**PROBLEM STATEMENT**
Please set out the lines from the start of the entries up to and including the line with "feature-card-price: Harga Terbaik" as a Markdown table with two columns, Row and Text, giving each line a row number and leaving out any blank lines.

**DATA EXTRACT**
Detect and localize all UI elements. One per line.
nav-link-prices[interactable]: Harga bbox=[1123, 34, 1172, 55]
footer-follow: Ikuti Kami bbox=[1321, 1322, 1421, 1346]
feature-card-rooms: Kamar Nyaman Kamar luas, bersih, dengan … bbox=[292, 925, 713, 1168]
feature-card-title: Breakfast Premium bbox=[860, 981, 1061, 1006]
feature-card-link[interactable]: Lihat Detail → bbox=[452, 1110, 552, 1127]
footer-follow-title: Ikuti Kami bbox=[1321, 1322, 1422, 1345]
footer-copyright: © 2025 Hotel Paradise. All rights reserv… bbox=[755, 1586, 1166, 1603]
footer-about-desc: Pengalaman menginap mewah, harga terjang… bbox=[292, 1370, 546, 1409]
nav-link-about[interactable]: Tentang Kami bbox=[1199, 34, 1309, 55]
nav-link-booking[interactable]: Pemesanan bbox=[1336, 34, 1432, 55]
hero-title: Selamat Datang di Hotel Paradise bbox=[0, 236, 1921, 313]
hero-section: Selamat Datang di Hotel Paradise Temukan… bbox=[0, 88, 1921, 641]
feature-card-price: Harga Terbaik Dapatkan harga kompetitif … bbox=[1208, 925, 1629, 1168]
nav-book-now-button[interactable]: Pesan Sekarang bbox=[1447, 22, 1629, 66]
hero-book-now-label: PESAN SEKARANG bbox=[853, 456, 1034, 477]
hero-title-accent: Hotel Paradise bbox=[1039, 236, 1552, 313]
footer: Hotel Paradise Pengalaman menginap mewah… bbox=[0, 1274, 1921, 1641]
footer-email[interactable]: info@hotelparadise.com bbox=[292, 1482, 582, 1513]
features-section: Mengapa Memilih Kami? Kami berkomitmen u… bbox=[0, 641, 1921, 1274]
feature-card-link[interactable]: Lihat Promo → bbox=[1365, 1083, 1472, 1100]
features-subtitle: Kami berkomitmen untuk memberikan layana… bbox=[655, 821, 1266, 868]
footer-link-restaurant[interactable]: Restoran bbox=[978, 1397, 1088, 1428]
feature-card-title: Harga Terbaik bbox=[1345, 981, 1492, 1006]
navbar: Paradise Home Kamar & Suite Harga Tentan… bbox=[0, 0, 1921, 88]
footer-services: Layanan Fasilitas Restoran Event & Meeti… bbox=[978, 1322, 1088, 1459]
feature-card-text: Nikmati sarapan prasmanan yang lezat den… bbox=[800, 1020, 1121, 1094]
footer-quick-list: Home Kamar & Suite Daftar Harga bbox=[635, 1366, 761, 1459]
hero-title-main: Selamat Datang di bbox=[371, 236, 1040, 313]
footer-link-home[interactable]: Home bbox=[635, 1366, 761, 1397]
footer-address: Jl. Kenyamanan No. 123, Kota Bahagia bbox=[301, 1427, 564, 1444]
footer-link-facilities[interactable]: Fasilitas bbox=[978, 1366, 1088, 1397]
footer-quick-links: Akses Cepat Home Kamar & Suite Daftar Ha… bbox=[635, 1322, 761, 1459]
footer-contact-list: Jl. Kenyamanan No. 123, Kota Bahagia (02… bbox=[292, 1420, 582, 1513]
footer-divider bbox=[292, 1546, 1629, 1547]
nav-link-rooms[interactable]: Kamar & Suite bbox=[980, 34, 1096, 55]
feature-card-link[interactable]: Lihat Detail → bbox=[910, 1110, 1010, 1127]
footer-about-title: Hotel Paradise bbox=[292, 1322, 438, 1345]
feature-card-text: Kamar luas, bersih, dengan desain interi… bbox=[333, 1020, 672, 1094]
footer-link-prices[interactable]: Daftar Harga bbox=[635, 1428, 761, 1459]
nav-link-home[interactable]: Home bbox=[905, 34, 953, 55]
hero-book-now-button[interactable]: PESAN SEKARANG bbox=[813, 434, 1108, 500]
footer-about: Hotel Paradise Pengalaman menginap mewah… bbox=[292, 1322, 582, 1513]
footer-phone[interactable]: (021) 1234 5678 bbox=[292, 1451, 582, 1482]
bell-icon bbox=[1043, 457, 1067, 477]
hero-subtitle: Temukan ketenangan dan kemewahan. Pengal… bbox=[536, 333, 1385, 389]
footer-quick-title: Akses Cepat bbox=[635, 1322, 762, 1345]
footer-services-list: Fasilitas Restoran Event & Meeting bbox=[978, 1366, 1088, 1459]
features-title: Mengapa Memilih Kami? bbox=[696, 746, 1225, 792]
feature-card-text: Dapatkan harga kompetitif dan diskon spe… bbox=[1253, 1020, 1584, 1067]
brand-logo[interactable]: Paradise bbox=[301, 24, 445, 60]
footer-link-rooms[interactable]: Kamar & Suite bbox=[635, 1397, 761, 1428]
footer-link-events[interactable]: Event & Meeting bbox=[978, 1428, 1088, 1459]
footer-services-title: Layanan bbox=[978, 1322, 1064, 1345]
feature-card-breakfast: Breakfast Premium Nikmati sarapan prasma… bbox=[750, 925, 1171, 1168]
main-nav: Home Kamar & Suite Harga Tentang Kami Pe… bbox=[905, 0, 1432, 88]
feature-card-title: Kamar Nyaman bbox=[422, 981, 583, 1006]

**COMPLETED TASK**
| Row | Text |
|---|---|
| 1 | Detect and localize all UI elements. One per line. |
| 2 | nav-link-prices[interactable]: Harga bbox=[1123, 34, 1172, 55] |
| 3 | footer-follow: Ikuti Kami bbox=[1321, 1322, 1421, 1346] |
| 4 | feature-card-rooms: Kamar Nyaman Kamar luas, bersih, dengan … bbox=[292, 925, 713, 1168] |
| 5 | feature-card-title: Breakfast Premium bbox=[860, 981, 1061, 1006] |
| 6 | feature-card-link[interactable]: Lihat Detail → bbox=[452, 1110, 552, 1127] |
| 7 | footer-follow-title: Ikuti Kami bbox=[1321, 1322, 1422, 1345] |
| 8 | footer-copyright: © 2025 Hotel Paradise. All rights reserv… bbox=[755, 1586, 1166, 1603] |
| 9 | footer-about-desc: Pengalaman menginap mewah, harga terjang… bbox=[292, 1370, 546, 1409] |
| 10 | nav-link-about[interactable]: Tentang Kami bbox=[1199, 34, 1309, 55] |
| 11 | nav-link-booking[interactable]: Pemesanan bbox=[1336, 34, 1432, 55] |
| 12 | hero-title: Selamat Datang di Hotel Paradise bbox=[0, 236, 1921, 313] |
| 13 | hero-section: Selamat Datang di Hotel Paradise Temukan… bbox=[0, 88, 1921, 641] |
| 14 | feature-card-price: Harga Terbaik Dapatkan harga kompetitif … bbox=[1208, 925, 1629, 1168] |